— START Material for the task —

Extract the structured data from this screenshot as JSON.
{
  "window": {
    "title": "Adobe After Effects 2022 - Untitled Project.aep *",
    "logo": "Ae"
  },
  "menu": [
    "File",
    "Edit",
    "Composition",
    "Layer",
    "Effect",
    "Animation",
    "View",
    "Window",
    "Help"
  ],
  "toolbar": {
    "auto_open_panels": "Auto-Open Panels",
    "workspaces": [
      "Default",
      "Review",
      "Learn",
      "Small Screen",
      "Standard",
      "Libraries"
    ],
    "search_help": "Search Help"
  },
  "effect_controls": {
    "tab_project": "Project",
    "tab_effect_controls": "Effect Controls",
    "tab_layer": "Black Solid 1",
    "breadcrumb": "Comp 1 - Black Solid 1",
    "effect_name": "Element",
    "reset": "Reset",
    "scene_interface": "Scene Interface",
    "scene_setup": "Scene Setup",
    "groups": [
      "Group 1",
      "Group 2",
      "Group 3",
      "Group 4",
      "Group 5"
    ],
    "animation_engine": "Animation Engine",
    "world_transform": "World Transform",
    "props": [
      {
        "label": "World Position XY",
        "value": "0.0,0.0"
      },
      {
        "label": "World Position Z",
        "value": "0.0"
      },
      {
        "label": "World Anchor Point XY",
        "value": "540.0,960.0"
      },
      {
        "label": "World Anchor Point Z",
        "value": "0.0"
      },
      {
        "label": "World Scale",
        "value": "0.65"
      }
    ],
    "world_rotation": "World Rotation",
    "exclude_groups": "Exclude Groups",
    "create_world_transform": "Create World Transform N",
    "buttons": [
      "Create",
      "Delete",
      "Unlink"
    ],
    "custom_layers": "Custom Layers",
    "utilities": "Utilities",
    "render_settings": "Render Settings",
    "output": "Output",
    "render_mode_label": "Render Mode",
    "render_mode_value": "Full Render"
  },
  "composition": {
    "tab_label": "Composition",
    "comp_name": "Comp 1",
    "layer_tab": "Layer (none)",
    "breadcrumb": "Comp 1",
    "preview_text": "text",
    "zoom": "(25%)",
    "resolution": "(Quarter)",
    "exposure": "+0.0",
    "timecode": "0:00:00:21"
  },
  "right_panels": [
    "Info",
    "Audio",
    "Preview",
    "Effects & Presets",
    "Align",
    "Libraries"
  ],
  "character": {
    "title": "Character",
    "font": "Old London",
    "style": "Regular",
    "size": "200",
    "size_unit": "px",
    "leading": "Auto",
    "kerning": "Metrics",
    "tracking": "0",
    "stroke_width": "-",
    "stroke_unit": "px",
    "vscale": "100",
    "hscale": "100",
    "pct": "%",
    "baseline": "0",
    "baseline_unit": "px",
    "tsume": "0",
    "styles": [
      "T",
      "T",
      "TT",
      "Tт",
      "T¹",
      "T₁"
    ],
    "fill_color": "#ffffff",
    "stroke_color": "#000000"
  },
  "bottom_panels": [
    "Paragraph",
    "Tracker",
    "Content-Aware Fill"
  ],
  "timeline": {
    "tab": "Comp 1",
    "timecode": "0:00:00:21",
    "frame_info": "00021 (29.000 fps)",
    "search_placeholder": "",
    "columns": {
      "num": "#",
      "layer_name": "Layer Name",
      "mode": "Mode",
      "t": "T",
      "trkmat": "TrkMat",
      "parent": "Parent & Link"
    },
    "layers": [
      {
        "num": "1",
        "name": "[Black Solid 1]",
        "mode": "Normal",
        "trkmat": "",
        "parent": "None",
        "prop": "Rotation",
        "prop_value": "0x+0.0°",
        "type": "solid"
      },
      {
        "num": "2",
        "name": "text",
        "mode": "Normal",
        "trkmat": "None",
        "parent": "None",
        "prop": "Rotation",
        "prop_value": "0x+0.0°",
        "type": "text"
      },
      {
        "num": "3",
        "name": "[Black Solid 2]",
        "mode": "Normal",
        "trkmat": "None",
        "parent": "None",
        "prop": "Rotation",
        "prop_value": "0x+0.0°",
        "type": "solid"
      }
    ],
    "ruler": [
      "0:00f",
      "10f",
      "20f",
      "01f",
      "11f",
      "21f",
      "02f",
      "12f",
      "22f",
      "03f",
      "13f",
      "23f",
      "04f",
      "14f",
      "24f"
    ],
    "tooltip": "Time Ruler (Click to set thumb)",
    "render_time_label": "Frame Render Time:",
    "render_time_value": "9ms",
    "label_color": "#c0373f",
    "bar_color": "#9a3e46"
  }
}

— END Material for the task —

## Task details:
Type out the entries again, word for word.

## Worked answer:
Extract the structured data from this screenshot as JSON.
{
  "window": {
    "title": "Adobe After Effects 2022 - Untitled Project.aep *",
    "logo": "Ae"
  },
  "menu": [
    "File",
    "Edit",
    "Composition",
    "Layer",
    "Effect",
    "Animation",
    "View",
    "Window",
    "Help"
  ],
  "toolbar": {
    "auto_open_panels": "Auto-Open Panels",
    "workspaces": [
      "Default",
      "Review",
      "Learn",
      "Small Screen",
      "Standard",
      "Libraries"
    ],
    "search_help": "Search Help"
  },
  "effect_controls": {
    "tab_project": "Project",
    "tab_effect_controls": "Effect Controls",
    "tab_layer": "Black Solid 1",
    "breadcrumb": "Comp 1 - Black Solid 1",
    "effect_name": "Element",
    "reset": "Reset",
    "scene_interface": "Scene Interface",
    "scene_setup": "Scene Setup",
    "groups": [
      "Group 1",
      "Group 2",
      "Group 3",
      "Group 4",
      "Group 5"
    ],
    "animation_engine": "Animation Engine",
    "world_transform": "World Transform",
    "props": [
      {
        "label": "World Position XY",
        "value": "0.0,0.0"
      },
      {
        "label": "World Position Z",
        "value": "0.0"
      },
      {
        "label": "World Anchor Point XY",
        "value": "540.0,960.0"
      },
      {
        "label": "World Anchor Point Z",
        "value": "0.0"
      },
      {
        "label": "World Scale",
        "value": "0.65"
      }
    ],
    "world_rotation": "World Rotation",
    "exclude_groups": "Exclude Groups",
    "create_world_transform": "Create World Transform N",
    "buttons": [
      "Create",
      "Delete",
      "Unlink"
    ],
    "custom_layers": "Custom Layers",
    "utilities": "Utilities",
    "render_settings": "Render Settings",
    "output": "Output",
    "render_mode_label": "Render Mode",
    "render_mode_value": "Full Render"
  },
  "composition": {
    "tab_label": "Composition",
    "comp_name": "Comp 1",
    "layer_tab": "Layer (none)",
    "breadcrumb": "Comp 1",
    "preview_text": "text",
    "zoom": "(25%)",
    "resolution": "(Quarter)",
    "exposure": "+0.0",
    "timecode": "0:00:00:21"
  },
  "right_panels": [
    "Info",
    "Audio",
    "Preview",
    "Effects & Presets",
    "Align",
    "Libraries"
  ],
  "character": {
    "title": "Character",
    "font": "Old London",
    "style": "Regular",
    "size": "200",
    "size_unit": "px",
    "leading": "Auto",
    "kerning": "Metrics",
    "tracking": "0",
    "stroke_width": "-",
    "stroke_unit": "px",
    "vscale": "100",
    "hscale": "100",
    "pct": "%",
    "baseline": "0",
    "baseline_unit": "px",
    "tsume": "0",
    "styles": [
      "T",
      "T",
      "TT",
      "Tт",
      "T¹",
      "T₁"
    ],
    "fill_color": "#ffffff",
    "stroke_color": "#000000"
  },
  "bottom_panels": [
    "Paragraph",
    "Tracker",
    "Content-Aware Fill"
  ],
  "timeline": {
    "tab": "Comp 1",
    "timecode": "0:00:00:21",
    "frame_info": "00021 (29.000 fps)",
    "search_placeholder": "",
    "columns": {
      "num": "#",
      "layer_name": "Layer Name",
      "mode": "Mode",
      "t": "T",
      "trkmat": "TrkMat",
      "parent": "Parent & Link"
    },
    "layers": [
      {
        "num": "1",
        "name": "[Black Solid 1]",
        "mode": "Normal",
        "trkmat": "",
        "parent": "None",
        "prop": "Rotation",
        "prop_value": "0x+0.0°",
        "type": "solid"
      },
      {
        "num": "2",
        "name": "text",
        "mode": "Normal",
        "trkmat": "None",
        "parent": "None",
        "prop": "Rotation",
        "prop_value": "0x+0.0°",
        "type": "text"
      },
      {
        "num": "3",
        "name": "[Black Solid 2]",
        "mode": "Normal",
        "trkmat": "None",
        "parent": "None",
        "prop": "Rotation",
        "prop_value": "0x+0.0°",
        "type": "solid"
      }
    ],
    "ruler": [
      "0:00f",
      "10f",
      "20f",
      "01f",
      "11f",
      "21f",
      "02f",
      "12f",
      "22f",
      "03f",
      "13f",
      "23f",
      "04f",
      "14f",
      "24f"
    ],
    "tooltip": "Time Ruler (Click to set thumb)",
    "render_time_label": "Frame Render Time:",
    "render_time_value": "9ms",
    "label_color": "#c0373f",
    "bar_color": "#9a3e46"
  }
}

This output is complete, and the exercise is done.